## Extract to read
In 2011, the academic Björn Dressel wrote an article entitled, ‘The Philippines: how much real democracy?’. Such a noteworthy query because the Philippines played an important role in the democratization wave that passed through Asia in the late 1980s through the early 1990s. It was the first country in the region to topple an authoritarian regime, ousting the dictator Ferdinand Marcos via direct citizen action in 1986. But three decades on, the democratization trajectory of the Philippines is indeed, still a curious case.
Pertinently, Dressel correctly sees the paradox that has plagued the country all these years. On one hand, he acknowledges “signs of a vibrant democracy” such as high voter turnout, robust civic engagement, and institutional arrangements that aim to promote and safeguard human rights and civil liberties. But on the other hand, he points to “flaws in the democratic process” exemplified by elite domination of both politics and governance.
This privileged and influential segment of the Filipino polity, or “political dynasties”, has been a constant feature since the Spanish colonial period. And while elite families in politics are not unique to the Philippines at all, the magnitude of Filipino political dynasties brings unwelcome notoriety. They have been described by an Australian journalist as “dynasty on steroids”.
The paper published by the Ateneo Policy Center entitled, “From Fat to Obese: Political Dynasties after the 2019 Midterm Elections,” differentiates the scale and depth of political dynasties into two categories. A “thin dynasty” is one where the mantle of public office is passed on amongst family members sequentially. Elections are used by political dynasty members to succeed one another in holding political posts.
On the other hand, the term “fat dynasty” refers to a family of politicians simultaneously holding public office. Multiple members of the clan all participate in elections at the same time, running for different posts. Notably, data gathered over the past 6 election periods show that political dynasties have become fatter.
Studies have likewise shown that lower standards of living, lower human development, and higher levels of deprivation and inequality persist in the districts governed by local leaders who are members of a political dynasty. But a more alarming development is that the ‘fattest’ dynasties are actually entrenched in the poorest parts of the country.

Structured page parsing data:
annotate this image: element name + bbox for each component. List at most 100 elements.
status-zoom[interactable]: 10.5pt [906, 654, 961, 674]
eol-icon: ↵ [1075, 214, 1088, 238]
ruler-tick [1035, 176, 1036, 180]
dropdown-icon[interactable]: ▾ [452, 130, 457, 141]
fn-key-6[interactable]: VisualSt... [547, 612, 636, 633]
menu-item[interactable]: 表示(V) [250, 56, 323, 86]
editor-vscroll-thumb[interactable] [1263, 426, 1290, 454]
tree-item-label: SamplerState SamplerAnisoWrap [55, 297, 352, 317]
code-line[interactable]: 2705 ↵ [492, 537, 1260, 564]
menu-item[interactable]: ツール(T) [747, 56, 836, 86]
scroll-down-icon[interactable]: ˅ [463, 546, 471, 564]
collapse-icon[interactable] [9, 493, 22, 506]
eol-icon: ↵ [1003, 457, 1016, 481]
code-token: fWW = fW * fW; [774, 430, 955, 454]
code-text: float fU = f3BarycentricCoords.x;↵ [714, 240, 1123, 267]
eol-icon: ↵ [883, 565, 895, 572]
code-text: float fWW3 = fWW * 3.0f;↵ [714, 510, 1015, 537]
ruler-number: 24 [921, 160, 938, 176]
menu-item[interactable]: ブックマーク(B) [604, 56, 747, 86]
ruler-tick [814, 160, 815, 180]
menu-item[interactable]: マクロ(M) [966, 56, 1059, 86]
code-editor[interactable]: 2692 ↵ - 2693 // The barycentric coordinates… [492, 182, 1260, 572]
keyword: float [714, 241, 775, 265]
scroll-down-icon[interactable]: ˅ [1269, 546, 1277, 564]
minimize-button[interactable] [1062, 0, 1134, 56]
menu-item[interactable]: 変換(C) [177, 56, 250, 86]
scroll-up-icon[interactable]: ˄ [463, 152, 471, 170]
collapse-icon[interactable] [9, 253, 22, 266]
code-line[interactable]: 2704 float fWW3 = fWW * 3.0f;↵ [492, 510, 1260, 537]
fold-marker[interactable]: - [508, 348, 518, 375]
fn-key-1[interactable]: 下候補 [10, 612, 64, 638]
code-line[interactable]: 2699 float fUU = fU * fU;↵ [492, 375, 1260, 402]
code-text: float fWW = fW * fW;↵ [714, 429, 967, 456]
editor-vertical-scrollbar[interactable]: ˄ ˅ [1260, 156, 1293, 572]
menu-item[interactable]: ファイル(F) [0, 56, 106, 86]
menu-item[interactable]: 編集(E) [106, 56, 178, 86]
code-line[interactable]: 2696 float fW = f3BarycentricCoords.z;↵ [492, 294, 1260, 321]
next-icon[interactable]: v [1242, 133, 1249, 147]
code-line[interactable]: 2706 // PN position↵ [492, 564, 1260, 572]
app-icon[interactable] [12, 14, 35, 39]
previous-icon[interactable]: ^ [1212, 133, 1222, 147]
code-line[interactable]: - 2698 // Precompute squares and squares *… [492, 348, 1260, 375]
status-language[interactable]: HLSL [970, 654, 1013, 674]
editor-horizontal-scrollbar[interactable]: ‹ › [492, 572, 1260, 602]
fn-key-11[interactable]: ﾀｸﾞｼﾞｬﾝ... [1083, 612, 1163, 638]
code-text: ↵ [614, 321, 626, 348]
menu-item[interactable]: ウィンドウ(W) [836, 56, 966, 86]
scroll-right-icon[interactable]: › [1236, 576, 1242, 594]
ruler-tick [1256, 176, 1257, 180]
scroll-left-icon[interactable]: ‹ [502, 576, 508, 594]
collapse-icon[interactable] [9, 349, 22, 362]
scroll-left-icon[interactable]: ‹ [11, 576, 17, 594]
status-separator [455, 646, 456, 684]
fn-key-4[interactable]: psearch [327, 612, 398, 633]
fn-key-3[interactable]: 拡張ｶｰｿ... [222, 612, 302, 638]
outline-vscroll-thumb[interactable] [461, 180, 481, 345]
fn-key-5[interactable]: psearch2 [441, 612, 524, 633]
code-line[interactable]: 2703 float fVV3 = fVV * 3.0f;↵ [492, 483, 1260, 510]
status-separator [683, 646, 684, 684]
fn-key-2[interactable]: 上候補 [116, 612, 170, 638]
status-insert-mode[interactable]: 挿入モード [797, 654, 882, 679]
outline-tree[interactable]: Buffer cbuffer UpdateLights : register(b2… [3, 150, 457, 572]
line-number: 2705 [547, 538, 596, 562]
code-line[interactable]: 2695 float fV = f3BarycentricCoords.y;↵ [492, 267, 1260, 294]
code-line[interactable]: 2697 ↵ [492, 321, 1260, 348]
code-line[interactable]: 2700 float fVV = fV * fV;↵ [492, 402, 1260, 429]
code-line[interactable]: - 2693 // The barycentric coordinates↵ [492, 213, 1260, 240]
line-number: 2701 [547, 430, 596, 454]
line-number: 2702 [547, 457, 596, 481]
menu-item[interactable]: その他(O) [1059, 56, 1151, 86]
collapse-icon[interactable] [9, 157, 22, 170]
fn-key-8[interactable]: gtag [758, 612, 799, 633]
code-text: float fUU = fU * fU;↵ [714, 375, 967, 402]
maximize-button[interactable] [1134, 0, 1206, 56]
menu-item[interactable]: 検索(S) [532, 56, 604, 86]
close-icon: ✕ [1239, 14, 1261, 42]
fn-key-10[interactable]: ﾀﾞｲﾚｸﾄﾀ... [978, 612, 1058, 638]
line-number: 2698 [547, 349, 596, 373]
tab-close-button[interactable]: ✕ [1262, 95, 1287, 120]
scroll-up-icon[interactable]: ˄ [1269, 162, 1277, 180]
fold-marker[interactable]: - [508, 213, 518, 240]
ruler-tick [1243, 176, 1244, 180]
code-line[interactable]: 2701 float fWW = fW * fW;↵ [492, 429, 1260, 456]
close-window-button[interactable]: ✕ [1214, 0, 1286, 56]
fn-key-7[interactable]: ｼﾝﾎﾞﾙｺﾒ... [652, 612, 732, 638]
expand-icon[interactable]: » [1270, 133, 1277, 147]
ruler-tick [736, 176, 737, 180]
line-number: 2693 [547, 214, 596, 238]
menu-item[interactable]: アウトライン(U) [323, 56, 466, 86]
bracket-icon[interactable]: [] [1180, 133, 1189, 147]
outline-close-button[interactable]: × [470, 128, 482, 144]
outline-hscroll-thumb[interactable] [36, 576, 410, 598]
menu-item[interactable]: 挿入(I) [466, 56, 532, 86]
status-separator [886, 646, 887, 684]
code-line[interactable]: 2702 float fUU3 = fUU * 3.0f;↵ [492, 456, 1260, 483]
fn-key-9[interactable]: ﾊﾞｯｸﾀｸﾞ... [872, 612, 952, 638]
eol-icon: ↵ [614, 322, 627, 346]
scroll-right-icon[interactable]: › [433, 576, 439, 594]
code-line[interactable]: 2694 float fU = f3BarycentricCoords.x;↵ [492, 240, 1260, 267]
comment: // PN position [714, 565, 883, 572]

## Activity 1
In the passage on Philippine political dynasties, what term does the Ateneo Policy Center paper use for a family of politicians simultaneously holding public office?
## Activity 2
Reproduce everything in the passage on Philippine political dynasties from "Pertinently, Dressel correctly" down to "politics and governance.".
The items have nothing to do with the passage on Philippine political dynasties.

## Result 1
A "fat dynasty."

## Result 2
Pertinently, Dressel correctly sees the paradox that has plagued the country all these years. On one hand, he acknowledges “signs of a vibrant democracy” such as high voter turnout, robust civic engagement, and institutional arrangements that aim to promote and safeguard human rights and civil liberties. But on the other hand, he points to “flaws in the democratic process” exemplified by elite domination of both politics and governance.